■ **Objective**
Return every entry exactly.

>> begin Source material

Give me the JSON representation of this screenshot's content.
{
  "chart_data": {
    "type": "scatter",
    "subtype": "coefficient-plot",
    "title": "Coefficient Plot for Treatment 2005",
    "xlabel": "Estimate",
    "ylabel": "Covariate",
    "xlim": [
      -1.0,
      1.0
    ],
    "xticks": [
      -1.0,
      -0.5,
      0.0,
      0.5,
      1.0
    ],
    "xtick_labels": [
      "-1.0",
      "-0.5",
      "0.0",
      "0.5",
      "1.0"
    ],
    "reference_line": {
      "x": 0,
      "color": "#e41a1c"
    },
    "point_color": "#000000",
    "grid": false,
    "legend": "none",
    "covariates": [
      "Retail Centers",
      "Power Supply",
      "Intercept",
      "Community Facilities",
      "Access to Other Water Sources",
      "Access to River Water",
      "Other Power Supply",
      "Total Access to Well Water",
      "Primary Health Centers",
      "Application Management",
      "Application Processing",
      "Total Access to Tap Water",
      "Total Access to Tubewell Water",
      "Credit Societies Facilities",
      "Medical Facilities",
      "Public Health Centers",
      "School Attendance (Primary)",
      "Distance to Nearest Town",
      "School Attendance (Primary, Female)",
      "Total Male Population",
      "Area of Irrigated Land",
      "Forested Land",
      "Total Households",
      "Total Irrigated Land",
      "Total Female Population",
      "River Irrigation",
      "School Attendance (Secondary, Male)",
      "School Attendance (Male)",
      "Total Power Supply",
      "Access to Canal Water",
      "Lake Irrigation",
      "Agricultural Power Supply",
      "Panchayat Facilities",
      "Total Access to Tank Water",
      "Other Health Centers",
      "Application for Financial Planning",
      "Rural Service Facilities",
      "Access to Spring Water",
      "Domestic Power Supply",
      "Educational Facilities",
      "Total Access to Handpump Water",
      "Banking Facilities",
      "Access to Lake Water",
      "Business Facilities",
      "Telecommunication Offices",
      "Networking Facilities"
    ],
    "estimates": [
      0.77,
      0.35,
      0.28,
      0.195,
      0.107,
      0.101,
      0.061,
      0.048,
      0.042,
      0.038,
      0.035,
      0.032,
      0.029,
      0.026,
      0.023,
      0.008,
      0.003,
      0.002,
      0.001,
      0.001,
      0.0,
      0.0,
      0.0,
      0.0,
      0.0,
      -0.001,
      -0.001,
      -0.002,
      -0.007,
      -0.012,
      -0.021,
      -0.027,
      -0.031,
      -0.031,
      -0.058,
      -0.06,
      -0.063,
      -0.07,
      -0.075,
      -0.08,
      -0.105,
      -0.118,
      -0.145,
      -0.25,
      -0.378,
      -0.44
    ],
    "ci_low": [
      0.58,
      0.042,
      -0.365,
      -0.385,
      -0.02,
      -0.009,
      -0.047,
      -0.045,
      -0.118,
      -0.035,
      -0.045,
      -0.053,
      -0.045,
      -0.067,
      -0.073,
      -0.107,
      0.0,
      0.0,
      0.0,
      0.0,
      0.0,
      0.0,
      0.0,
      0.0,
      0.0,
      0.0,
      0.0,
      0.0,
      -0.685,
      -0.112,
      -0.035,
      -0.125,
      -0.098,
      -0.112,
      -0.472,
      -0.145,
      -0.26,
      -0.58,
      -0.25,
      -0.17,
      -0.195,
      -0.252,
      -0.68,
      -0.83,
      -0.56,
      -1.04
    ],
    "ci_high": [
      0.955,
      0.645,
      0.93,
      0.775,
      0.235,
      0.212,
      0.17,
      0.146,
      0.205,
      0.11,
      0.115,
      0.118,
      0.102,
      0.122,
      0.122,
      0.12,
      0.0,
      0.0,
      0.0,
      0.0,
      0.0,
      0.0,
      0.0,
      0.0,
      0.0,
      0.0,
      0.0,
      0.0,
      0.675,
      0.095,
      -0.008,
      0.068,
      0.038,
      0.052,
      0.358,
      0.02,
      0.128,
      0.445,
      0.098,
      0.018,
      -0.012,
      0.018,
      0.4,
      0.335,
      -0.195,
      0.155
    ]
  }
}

>> end Source material

■ **Task response**
Give me the JSON representation of this screenshot's content.
{
  "chart_data": {
    "type": "scatter",
    "subtype": "coefficient-plot",
    "title": "Coefficient Plot for Treatment 2005",
    "xlabel": "Estimate",
    "ylabel": "Covariate",
    "xlim": [
      -1.0,
      1.0
    ],
    "xticks": [
      -1.0,
      -0.5,
      0.0,
      0.5,
      1.0
    ],
    "xtick_labels": [
      "-1.0",
      "-0.5",
      "0.0",
      "0.5",
      "1.0"
    ],
    "reference_line": {
      "x": 0,
      "color": "#e41a1c"
    },
    "point_color": "#000000",
    "grid": false,
    "legend": "none",
    "covariates": [
      "Retail Centers",
      "Power Supply",
      "Intercept",
      "Community Facilities",
      "Access to Other Water Sources",
      "Access to River Water",
      "Other Power Supply",
      "Total Access to Well Water",
      "Primary Health Centers",
      "Application Management",
      "Application Processing",
      "Total Access to Tap Water",
      "Total Access to Tubewell Water",
      "Credit Societies Facilities",
      "Medical Facilities",
      "Public Health Centers",
      "School Attendance (Primary)",
      "Distance to Nearest Town",
      "School Attendance (Primary, Female)",
      "Total Male Population",
      "Area of Irrigated Land",
      "Forested Land",
      "Total Households",
      "Total Irrigated Land",
      "Total Female Population",
      "River Irrigation",
      "School Attendance (Secondary, Male)",
      "School Attendance (Male)",
      "Total Power Supply",
      "Access to Canal Water",
      "Lake Irrigation",
      "Agricultural Power Supply",
      "Panchayat Facilities",
      "Total Access to Tank Water",
      "Other Health Centers",
      "Application for Financial Planning",
      "Rural Service Facilities",
      "Access to Spring Water",
      "Domestic Power Supply",
      "Educational Facilities",
      "Total Access to Handpump Water",
      "Banking Facilities",
      "Access to Lake Water",
      "Business Facilities",
      "Telecommunication Offices",
      "Networking Facilities"
    ],
    "estimates": [
      0.77,
      0.35,
      0.28,
      0.195,
      0.107,
      0.101,
      0.061,
      0.048,
      0.042,
      0.038,
      0.035,
      0.032,
      0.029,
      0.026,
      0.023,
      0.008,
      0.003,
      0.002,
      0.001,
      0.001,
      0.0,
      0.0,
      0.0,
      0.0,
      0.0,
      -0.001,
      -0.001,
      -0.002,
      -0.007,
      -0.012,
      -0.021,
      -0.027,
      -0.031,
      -0.031,
      -0.058,
      -0.06,
      -0.063,
      -0.07,
      -0.075,
      -0.08,
      -0.105,
      -0.118,
      -0.145,
      -0.25,
      -0.378,
      -0.44
    ],
    "ci_low": [
      0.58,
      0.042,
      -0.365,
      -0.385,
      -0.02,
      -0.009,
      -0.047,
      -0.045,
      -0.118,
      -0.035,
      -0.045,
      -0.053,
      -0.045,
      -0.067,
      -0.073,
      -0.107,
      0.0,
      0.0,
      0.0,
      0.0,
      0.0,
      0.0,
      0.0,
      0.0,
      0.0,
      0.0,
      0.0,
      0.0,
      -0.685,
      -0.112,
      -0.035,
      -0.125,
      -0.098,
      -0.112,
      -0.472,
      -0.145,
      -0.26,
      -0.58,
      -0.25,
      -0.17,
      -0.195,
      -0.252,
      -0.68,
      -0.83,
      -0.56,
      -1.04
    ],
    "ci_high": [
      0.955,
      0.645,
      0.93,
      0.775,
      0.235,
      0.212,
      0.17,
      0.146,
      0.205,
      0.11,
      0.115,
      0.118,
      0.102,
      0.122,
      0.122,
      0.12,
      0.0,
      0.0,
      0.0,
      0.0,
      0.0,
      0.0,
      0.0,
      0.0,
      0.0,
      0.0,
      0.0,
      0.0,
      0.675,
      0.095,
      -0.008,
      0.068,
      0.038,
      0.052,
      0.358,
      0.02,
      0.128,
      0.445,
      0.098,
      0.018,
      -0.012,
      0.018,
      0.4,
      0.335,
      -0.195,
      0.155
    ]
  }
}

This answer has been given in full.